Dataset entries on figures:
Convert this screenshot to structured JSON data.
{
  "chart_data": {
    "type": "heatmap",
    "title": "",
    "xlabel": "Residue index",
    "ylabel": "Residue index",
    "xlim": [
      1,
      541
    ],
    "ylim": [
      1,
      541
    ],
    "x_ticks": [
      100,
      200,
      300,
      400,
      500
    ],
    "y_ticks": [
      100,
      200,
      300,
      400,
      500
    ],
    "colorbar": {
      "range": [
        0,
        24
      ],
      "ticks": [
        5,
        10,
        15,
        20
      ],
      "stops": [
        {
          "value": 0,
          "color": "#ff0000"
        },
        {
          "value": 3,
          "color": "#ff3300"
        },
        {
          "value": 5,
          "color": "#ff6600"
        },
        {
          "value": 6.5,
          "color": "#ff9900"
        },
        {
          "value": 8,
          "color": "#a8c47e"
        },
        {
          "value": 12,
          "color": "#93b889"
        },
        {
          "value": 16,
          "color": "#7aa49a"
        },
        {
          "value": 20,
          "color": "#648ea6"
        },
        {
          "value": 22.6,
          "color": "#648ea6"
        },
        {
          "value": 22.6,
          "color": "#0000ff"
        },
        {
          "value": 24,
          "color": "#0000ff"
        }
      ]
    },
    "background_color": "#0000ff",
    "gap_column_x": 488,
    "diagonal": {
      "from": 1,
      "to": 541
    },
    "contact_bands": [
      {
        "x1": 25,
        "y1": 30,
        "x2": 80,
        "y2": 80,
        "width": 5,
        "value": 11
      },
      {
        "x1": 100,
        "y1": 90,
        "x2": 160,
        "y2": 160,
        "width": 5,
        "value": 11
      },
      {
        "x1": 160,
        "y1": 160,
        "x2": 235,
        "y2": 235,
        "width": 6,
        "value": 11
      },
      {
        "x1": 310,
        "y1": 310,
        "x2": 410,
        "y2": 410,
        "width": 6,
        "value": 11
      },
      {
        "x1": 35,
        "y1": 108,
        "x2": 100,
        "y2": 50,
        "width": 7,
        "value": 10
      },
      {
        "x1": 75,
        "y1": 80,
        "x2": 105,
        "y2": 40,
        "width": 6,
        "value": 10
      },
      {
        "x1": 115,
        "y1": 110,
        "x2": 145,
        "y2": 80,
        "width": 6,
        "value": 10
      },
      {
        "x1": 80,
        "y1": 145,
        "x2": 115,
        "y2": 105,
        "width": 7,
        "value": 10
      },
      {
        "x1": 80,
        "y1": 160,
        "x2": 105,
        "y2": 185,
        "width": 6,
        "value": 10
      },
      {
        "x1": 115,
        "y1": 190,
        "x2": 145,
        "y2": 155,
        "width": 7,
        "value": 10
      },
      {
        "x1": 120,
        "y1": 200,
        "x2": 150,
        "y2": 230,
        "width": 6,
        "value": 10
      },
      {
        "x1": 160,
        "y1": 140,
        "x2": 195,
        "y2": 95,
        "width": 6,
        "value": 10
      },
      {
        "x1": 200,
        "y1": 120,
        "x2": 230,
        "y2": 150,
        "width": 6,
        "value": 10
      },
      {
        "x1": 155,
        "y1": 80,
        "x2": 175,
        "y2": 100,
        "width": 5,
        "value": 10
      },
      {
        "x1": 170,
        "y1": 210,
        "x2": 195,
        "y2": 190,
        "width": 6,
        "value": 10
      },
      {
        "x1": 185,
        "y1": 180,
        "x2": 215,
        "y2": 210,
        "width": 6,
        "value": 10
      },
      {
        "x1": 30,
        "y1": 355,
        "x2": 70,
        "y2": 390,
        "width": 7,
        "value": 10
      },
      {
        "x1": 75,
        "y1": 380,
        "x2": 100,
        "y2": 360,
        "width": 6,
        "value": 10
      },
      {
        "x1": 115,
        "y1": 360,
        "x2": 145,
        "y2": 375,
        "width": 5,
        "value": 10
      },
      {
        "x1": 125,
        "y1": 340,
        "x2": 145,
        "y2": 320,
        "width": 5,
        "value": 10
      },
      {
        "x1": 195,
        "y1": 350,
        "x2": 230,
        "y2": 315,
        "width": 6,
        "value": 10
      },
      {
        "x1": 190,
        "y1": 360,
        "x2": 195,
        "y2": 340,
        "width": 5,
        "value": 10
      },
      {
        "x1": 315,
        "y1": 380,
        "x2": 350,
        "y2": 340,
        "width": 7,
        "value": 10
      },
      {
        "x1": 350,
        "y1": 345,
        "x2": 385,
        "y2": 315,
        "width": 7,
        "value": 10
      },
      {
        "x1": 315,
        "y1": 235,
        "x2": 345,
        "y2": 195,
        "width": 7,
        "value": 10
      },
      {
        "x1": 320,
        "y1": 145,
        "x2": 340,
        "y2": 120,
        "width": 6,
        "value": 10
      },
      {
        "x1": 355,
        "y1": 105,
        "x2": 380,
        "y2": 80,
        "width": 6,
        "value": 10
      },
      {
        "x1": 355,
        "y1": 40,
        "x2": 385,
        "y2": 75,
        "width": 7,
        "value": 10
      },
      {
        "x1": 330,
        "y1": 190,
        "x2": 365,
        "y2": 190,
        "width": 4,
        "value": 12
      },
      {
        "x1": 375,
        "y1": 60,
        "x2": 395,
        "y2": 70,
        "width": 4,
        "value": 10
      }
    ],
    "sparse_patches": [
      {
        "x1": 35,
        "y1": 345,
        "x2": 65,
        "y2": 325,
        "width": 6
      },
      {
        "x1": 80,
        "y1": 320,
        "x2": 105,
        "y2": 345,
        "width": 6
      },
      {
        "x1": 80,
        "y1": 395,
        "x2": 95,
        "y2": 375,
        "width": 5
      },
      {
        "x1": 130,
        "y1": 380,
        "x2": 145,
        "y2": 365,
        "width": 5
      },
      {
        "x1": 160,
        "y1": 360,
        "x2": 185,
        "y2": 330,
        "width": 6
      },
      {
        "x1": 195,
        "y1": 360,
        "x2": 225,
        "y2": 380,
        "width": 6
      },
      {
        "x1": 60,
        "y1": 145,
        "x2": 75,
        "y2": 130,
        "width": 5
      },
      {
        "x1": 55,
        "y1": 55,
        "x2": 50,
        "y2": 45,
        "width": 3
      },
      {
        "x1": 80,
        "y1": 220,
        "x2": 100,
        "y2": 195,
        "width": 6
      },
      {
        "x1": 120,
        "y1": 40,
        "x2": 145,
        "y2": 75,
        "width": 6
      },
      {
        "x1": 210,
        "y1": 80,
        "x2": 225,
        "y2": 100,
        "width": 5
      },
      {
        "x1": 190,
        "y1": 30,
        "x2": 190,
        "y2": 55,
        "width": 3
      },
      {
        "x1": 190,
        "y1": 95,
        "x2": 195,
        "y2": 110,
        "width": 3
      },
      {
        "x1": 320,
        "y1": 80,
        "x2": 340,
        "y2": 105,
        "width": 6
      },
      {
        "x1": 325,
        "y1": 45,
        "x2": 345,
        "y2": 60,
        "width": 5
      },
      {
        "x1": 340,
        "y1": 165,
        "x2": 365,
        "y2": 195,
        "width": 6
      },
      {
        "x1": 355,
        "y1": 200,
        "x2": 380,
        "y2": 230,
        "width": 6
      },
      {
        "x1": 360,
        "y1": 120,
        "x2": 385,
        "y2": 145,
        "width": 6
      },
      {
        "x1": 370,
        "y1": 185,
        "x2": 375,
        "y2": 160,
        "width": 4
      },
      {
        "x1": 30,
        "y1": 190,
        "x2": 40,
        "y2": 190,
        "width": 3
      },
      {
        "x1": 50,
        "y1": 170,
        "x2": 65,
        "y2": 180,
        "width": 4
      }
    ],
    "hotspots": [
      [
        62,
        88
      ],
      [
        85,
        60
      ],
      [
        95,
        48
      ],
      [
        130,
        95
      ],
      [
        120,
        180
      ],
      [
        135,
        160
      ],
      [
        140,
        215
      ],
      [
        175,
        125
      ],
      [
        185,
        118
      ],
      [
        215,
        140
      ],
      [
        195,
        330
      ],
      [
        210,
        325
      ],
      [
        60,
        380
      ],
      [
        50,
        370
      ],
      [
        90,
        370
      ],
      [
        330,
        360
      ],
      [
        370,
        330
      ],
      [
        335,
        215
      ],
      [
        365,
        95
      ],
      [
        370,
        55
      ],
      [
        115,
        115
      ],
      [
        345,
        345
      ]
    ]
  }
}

▶ **WHAT TO WORK ON**: Look through the material above and pick out each line holding the word "index".

▶ **CORRECT ANSWER**:
    "xlabel": "Residue index",
    "ylabel": "Residue index",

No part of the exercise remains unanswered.